▶ _EXERCISE MATERIALS_:
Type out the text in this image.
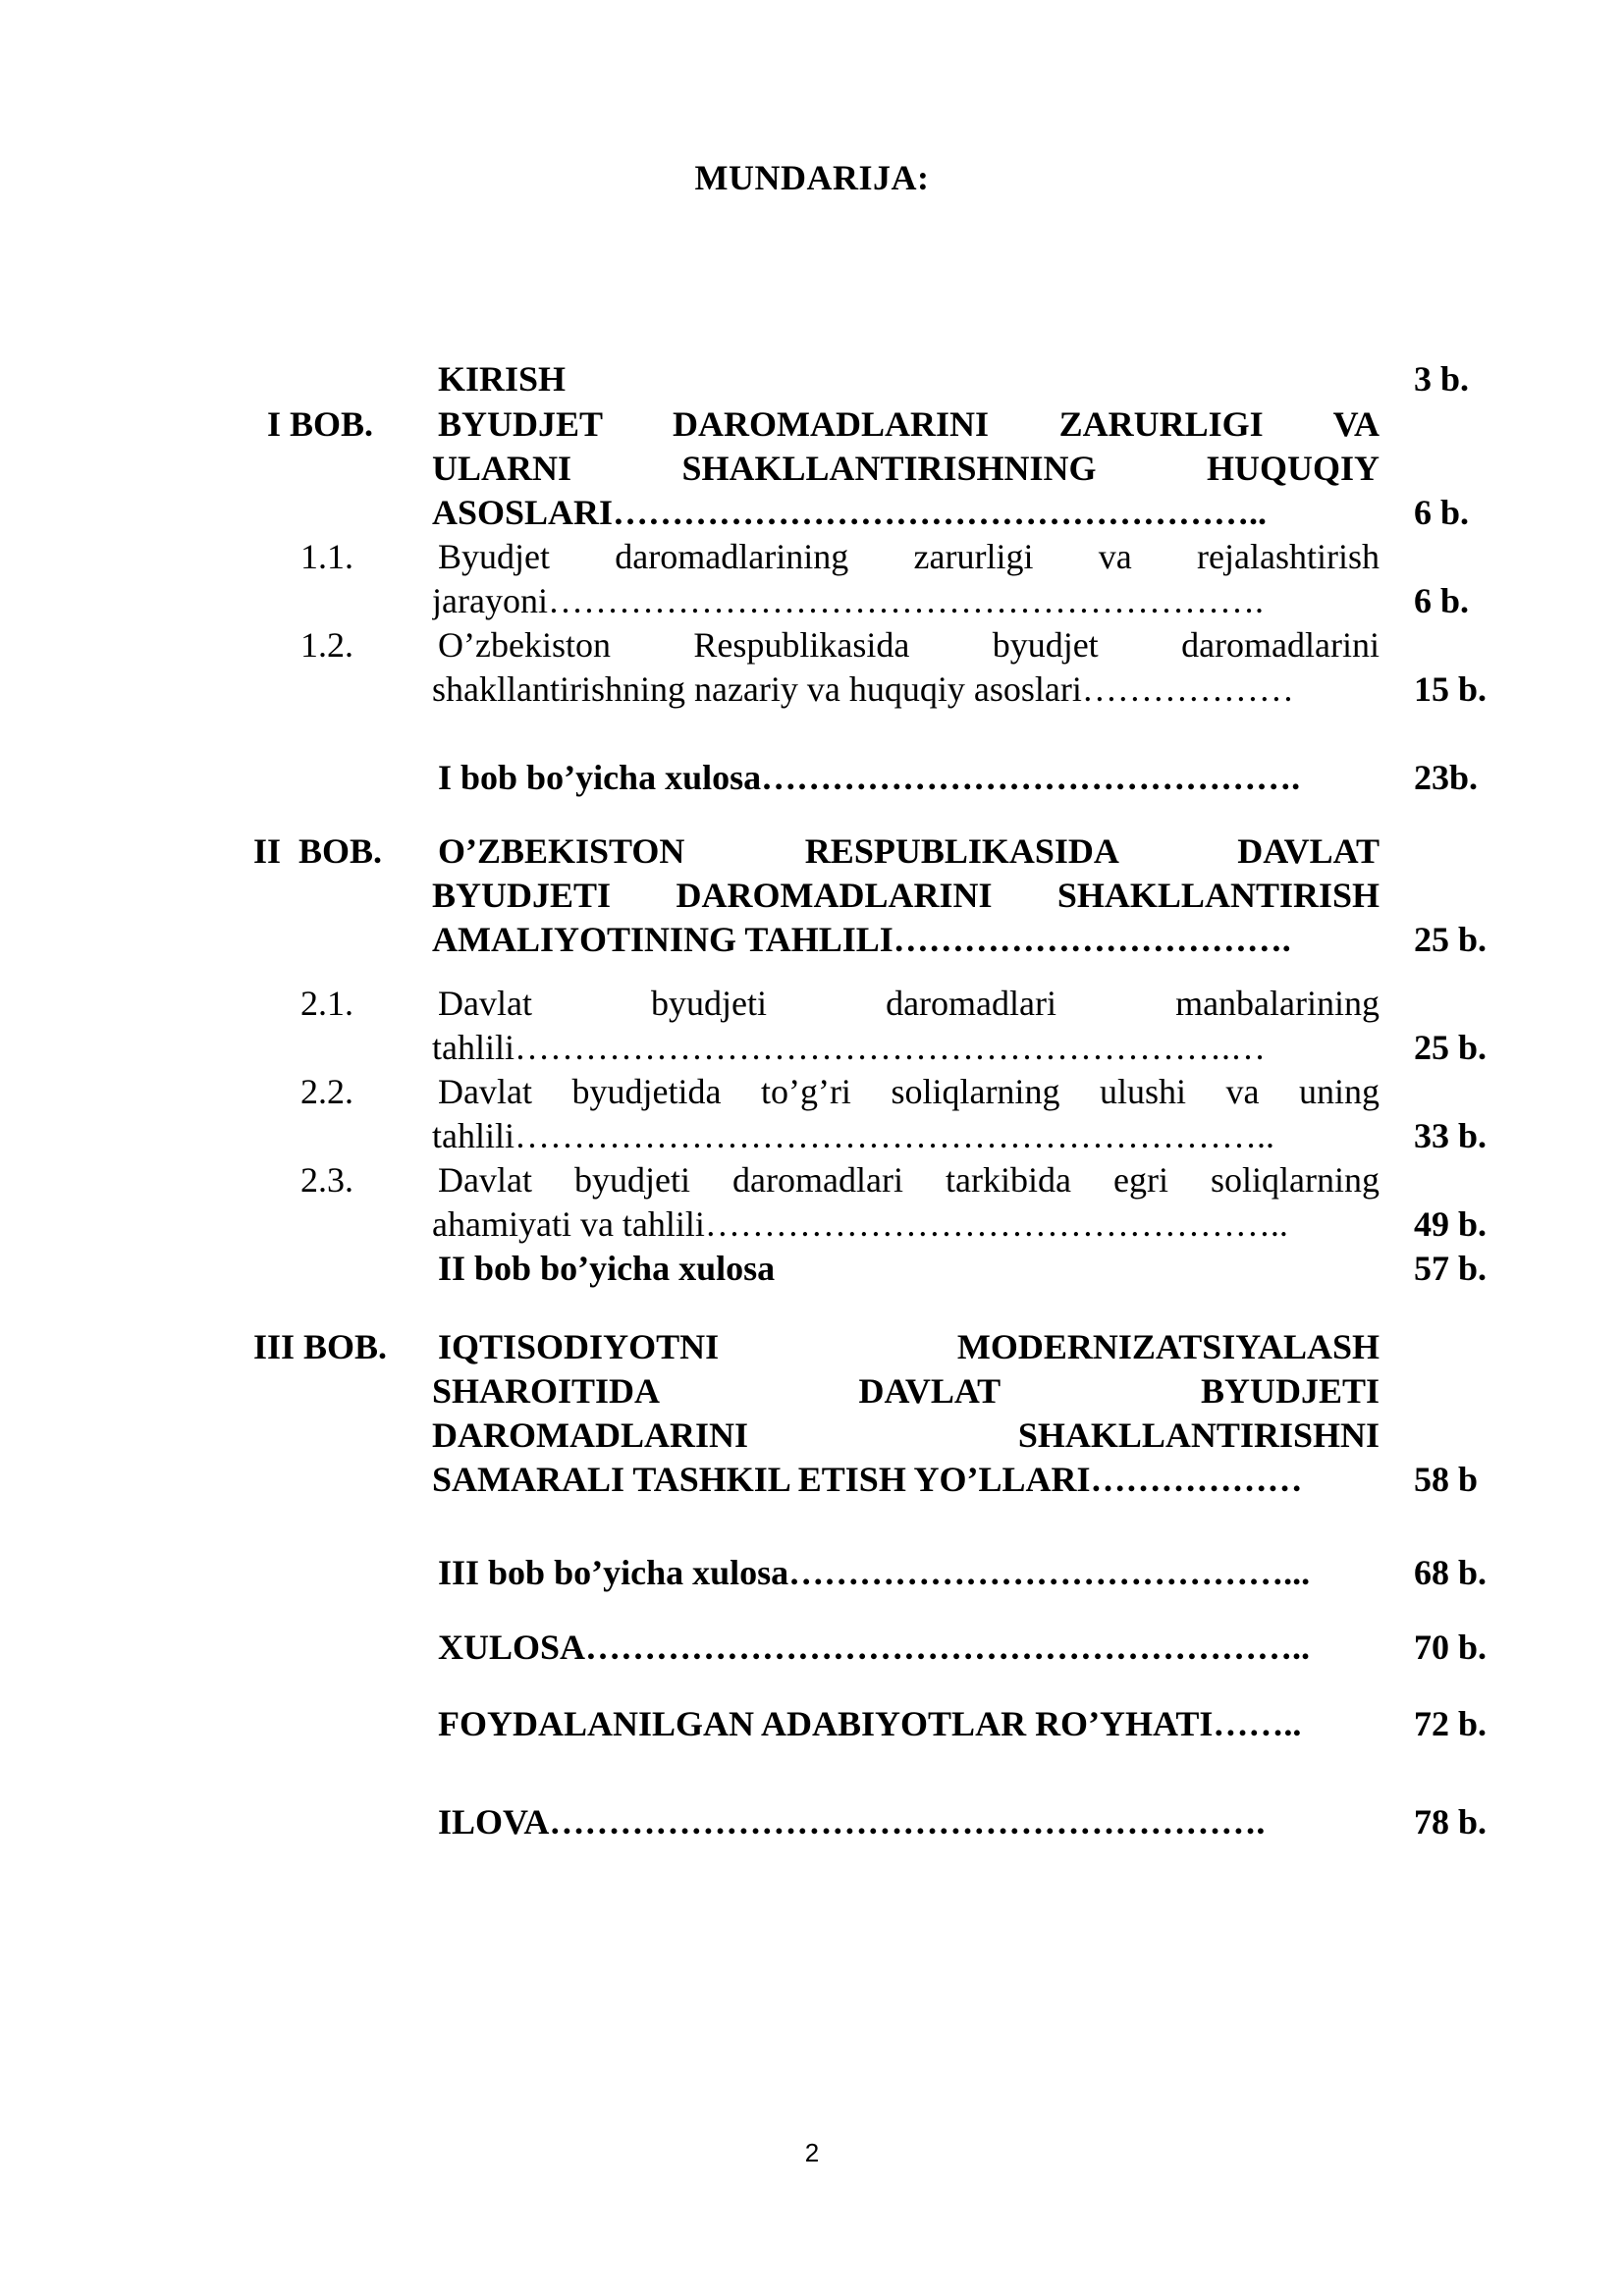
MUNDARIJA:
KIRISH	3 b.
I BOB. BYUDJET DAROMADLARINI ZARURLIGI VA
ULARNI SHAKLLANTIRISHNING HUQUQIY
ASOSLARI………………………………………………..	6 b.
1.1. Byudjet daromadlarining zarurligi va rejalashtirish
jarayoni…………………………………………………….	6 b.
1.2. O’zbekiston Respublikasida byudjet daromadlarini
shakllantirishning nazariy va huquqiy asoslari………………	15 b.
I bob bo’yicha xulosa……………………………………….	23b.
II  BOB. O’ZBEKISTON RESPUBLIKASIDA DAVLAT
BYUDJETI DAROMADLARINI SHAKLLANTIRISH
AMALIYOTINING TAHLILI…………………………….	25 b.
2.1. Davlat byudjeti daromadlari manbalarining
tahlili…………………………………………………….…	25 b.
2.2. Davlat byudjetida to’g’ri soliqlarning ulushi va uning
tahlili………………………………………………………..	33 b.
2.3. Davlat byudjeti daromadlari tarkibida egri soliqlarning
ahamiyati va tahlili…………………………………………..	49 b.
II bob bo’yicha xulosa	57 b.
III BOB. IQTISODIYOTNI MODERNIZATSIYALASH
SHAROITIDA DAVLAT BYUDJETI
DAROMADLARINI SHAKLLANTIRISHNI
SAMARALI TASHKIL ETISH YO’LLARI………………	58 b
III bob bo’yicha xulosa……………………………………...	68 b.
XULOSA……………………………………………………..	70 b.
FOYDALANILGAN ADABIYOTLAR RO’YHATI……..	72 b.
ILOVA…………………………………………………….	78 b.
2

...

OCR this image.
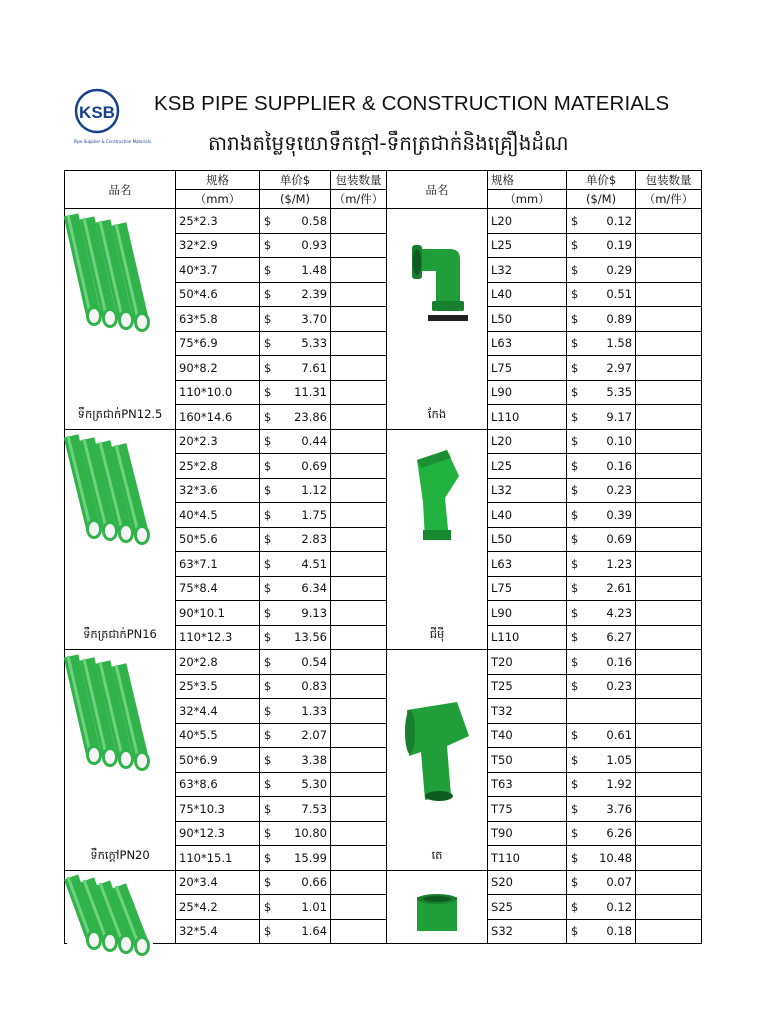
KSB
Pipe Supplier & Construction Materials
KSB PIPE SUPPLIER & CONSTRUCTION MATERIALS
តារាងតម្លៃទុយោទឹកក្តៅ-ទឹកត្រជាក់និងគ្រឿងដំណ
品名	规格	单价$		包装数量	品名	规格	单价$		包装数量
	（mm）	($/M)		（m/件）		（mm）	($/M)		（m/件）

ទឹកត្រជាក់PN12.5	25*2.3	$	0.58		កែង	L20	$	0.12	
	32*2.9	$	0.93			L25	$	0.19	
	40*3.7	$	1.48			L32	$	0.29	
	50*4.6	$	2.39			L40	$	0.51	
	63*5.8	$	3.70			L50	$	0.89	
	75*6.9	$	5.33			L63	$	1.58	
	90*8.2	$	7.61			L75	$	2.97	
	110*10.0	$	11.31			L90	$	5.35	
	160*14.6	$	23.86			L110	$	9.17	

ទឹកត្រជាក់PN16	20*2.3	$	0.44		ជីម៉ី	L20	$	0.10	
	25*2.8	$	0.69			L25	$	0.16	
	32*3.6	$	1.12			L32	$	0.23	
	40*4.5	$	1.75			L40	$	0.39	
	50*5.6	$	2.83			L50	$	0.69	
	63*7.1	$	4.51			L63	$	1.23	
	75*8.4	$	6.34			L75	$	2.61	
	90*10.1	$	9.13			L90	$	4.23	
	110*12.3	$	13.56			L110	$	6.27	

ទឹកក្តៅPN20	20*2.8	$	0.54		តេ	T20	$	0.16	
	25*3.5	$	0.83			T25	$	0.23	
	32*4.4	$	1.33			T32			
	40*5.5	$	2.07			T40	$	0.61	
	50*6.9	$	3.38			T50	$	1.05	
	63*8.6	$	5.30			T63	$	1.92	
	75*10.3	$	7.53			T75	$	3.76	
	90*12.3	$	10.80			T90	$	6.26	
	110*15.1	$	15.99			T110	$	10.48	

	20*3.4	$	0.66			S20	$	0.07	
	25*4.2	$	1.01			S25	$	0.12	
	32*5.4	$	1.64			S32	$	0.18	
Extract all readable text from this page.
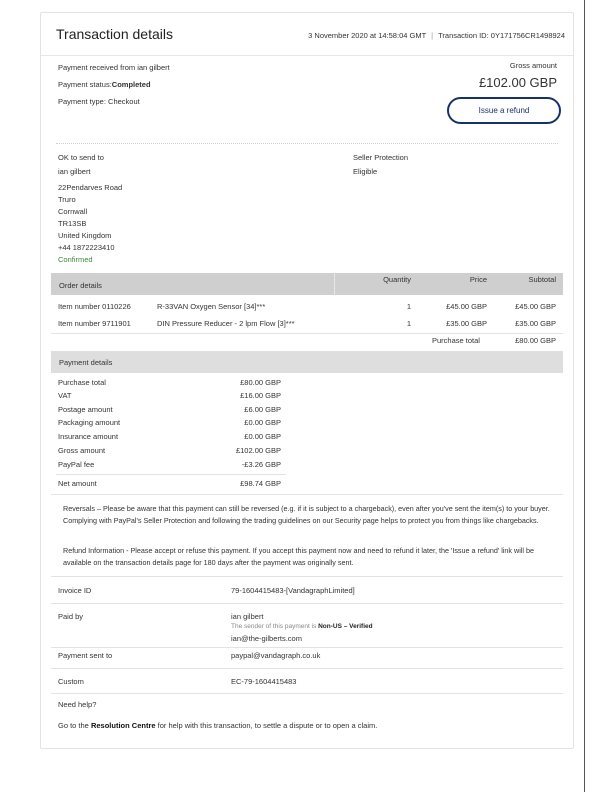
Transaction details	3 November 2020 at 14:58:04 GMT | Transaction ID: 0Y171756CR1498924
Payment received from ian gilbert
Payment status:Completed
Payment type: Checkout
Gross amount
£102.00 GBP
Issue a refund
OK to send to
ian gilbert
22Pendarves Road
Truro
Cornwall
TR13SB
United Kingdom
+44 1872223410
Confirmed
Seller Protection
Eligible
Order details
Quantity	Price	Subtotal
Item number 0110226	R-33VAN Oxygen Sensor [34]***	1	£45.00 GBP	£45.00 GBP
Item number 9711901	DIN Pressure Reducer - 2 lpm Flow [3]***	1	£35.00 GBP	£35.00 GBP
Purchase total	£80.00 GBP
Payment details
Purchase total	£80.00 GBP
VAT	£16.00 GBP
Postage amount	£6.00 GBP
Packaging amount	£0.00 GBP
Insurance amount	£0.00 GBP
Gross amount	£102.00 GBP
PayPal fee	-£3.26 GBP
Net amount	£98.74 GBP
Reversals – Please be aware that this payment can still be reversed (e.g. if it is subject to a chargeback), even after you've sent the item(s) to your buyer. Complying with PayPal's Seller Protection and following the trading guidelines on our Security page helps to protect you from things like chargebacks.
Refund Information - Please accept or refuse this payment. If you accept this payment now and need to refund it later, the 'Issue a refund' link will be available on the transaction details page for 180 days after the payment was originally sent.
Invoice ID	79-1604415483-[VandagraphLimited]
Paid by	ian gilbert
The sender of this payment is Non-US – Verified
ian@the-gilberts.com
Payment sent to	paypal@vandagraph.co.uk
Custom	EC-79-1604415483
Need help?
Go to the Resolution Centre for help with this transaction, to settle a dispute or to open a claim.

▶ _WRITTEN PROBLEM_:
Report every line containing the word "this" from the listing above.

▶ _OUTPUT OF THE TASK_:
Type out the text in this image.
OCR this image.
Extract all readable text from this page.
Reversals – Please be aware that this payment can still be reversed (e.g. if it is subject to a chargeback), even after you've sent the item(s) to your buyer. Complying with PayPal's Seller Protection and following the trading guidelines on our Security page helps to protect you from things like chargebacks.
Refund Information - Please accept or refuse this payment. If you accept this payment now and need to refund it later, the 'Issue a refund' link will be available on the transaction details page for 180 days after the payment was originally sent.
The sender of this payment is Non-US – Verified
Go to the Resolution Centre for help with this transaction, to settle a dispute or to open a claim.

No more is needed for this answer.